**Your objective:**
Reproduce the data exactly.

**Listed entries:**
********************

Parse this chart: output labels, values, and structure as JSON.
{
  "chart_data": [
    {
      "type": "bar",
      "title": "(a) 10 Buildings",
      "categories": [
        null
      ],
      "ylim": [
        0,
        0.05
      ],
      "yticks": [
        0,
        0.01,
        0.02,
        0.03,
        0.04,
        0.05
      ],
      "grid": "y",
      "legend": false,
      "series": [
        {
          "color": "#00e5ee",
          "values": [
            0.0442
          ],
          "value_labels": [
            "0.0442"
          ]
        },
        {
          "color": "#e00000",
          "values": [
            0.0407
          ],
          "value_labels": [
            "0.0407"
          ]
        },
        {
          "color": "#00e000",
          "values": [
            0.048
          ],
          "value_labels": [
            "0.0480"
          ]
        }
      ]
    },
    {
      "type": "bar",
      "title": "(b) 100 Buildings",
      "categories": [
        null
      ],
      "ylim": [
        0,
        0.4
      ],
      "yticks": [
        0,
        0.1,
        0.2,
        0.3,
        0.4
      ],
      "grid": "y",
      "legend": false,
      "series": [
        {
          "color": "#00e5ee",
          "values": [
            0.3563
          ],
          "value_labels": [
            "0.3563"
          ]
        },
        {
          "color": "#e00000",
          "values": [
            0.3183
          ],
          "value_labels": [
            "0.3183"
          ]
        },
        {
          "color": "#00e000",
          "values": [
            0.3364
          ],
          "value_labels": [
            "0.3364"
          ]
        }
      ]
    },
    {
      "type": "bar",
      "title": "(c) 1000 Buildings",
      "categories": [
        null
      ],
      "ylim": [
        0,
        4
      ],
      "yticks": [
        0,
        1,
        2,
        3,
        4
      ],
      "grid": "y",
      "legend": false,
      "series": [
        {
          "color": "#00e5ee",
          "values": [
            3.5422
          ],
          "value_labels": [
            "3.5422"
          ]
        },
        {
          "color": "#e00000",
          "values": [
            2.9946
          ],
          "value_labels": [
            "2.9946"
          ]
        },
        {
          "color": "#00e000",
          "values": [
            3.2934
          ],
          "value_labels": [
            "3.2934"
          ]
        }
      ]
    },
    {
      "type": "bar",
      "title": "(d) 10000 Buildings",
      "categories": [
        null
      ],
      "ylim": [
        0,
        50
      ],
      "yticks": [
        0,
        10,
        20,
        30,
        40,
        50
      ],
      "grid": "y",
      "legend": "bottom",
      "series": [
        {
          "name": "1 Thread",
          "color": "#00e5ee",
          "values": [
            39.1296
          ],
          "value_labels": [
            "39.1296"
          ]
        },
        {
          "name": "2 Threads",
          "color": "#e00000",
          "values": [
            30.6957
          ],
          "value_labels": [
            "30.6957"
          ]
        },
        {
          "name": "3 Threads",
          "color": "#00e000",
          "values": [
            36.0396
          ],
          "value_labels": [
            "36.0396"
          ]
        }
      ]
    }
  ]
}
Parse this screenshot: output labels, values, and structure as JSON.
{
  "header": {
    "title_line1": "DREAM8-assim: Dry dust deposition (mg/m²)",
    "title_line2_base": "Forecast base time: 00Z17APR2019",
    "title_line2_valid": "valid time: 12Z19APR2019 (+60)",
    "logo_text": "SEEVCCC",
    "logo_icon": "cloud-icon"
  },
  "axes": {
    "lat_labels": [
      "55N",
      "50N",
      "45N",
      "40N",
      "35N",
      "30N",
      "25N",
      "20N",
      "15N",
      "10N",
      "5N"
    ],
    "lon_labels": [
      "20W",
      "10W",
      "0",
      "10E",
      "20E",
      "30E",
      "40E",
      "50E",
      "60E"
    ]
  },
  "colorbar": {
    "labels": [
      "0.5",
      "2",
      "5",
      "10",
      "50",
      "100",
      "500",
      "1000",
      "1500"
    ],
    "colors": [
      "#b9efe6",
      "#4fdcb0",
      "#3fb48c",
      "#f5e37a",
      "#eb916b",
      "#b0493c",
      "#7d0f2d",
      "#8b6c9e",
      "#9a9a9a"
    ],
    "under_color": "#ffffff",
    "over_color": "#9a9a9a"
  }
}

********************

**The completed task:**
Parse this chart: output labels, values, and structure as JSON.
{
  "chart_data": [
    {
      "type": "bar",
      "title": "(a) 10 Buildings",
      "categories": [
        null
      ],
      "ylim": [
        0,
        0.05
      ],
      "yticks": [
        0,
        0.01,
        0.02,
        0.03,
        0.04,
        0.05
      ],
      "grid": "y",
      "legend": false,
      "series": [
        {
          "color": "#00e5ee",
          "values": [
            0.0442
          ],
          "value_labels": [
            "0.0442"
          ]
        },
        {
          "color": "#e00000",
          "values": [
            0.0407
          ],
          "value_labels": [
            "0.0407"
          ]
        },
        {
          "color": "#00e000",
          "values": [
            0.048
          ],
          "value_labels": [
            "0.0480"
          ]
        }
      ]
    },
    {
      "type": "bar",
      "title": "(b) 100 Buildings",
      "categories": [
        null
      ],
      "ylim": [
        0,
        0.4
      ],
      "yticks": [
        0,
        0.1,
        0.2,
        0.3,
        0.4
      ],
      "grid": "y",
      "legend": false,
      "series": [
        {
          "color": "#00e5ee",
          "values": [
            0.3563
          ],
          "value_labels": [
            "0.3563"
          ]
        },
        {
          "color": "#e00000",
          "values": [
            0.3183
          ],
          "value_labels": [
            "0.3183"
          ]
        },
        {
          "color": "#00e000",
          "values": [
            0.3364
          ],
          "value_labels": [
            "0.3364"
          ]
        }
      ]
    },
    {
      "type": "bar",
      "title": "(c) 1000 Buildings",
      "categories": [
        null
      ],
      "ylim": [
        0,
        4
      ],
      "yticks": [
        0,
        1,
        2,
        3,
        4
      ],
      "grid": "y",
      "legend": false,
      "series": [
        {
          "color": "#00e5ee",
          "values": [
            3.5422
          ],
          "value_labels": [
            "3.5422"
          ]
        },
        {
          "color": "#e00000",
          "values": [
            2.9946
          ],
          "value_labels": [
            "2.9946"
          ]
        },
        {
          "color": "#00e000",
          "values": [
            3.2934
          ],
          "value_labels": [
            "3.2934"
          ]
        }
      ]
    },
    {
      "type": "bar",
      "title": "(d) 10000 Buildings",
      "categories": [
        null
      ],
      "ylim": [
        0,
        50
      ],
      "yticks": [
        0,
        10,
        20,
        30,
        40,
        50
      ],
      "grid": "y",
      "legend": "bottom",
      "series": [
        {
          "name": "1 Thread",
          "color": "#00e5ee",
          "values": [
            39.1296
          ],
          "value_labels": [
            "39.1296"
          ]
        },
        {
          "name": "2 Threads",
          "color": "#e00000",
          "values": [
            30.6957
          ],
          "value_labels": [
            "30.6957"
          ]
        },
        {
          "name": "3 Threads",
          "color": "#00e000",
          "values": [
            36.0396
          ],
          "value_labels": [
            "36.0396"
          ]
        }
      ]
    }
  ]
}
Parse this screenshot: output labels, values, and structure as JSON.
{
  "header": {
    "title_line1": "DREAM8-assim: Dry dust deposition (mg/m²)",
    "title_line2_base": "Forecast base time: 00Z17APR2019",
    "title_line2_valid": "valid time: 12Z19APR2019 (+60)",
    "logo_text": "SEEVCCC",
    "logo_icon": "cloud-icon"
  },
  "axes": {
    "lat_labels": [
      "55N",
      "50N",
      "45N",
      "40N",
      "35N",
      "30N",
      "25N",
      "20N",
      "15N",
      "10N",
      "5N"
    ],
    "lon_labels": [
      "20W",
      "10W",
      "0",
      "10E",
      "20E",
      "30E",
      "40E",
      "50E",
      "60E"
    ]
  },
  "colorbar": {
    "labels": [
      "0.5",
      "2",
      "5",
      "10",
      "50",
      "100",
      "500",
      "1000",
      "1500"
    ],
    "colors": [
      "#b9efe6",
      "#4fdcb0",
      "#3fb48c",
      "#f5e37a",
      "#eb916b",
      "#b0493c",
      "#7d0f2d",
      "#8b6c9e",
      "#9a9a9a"
    ],
    "under_color": "#ffffff",
    "over_color": "#9a9a9a"
  }
}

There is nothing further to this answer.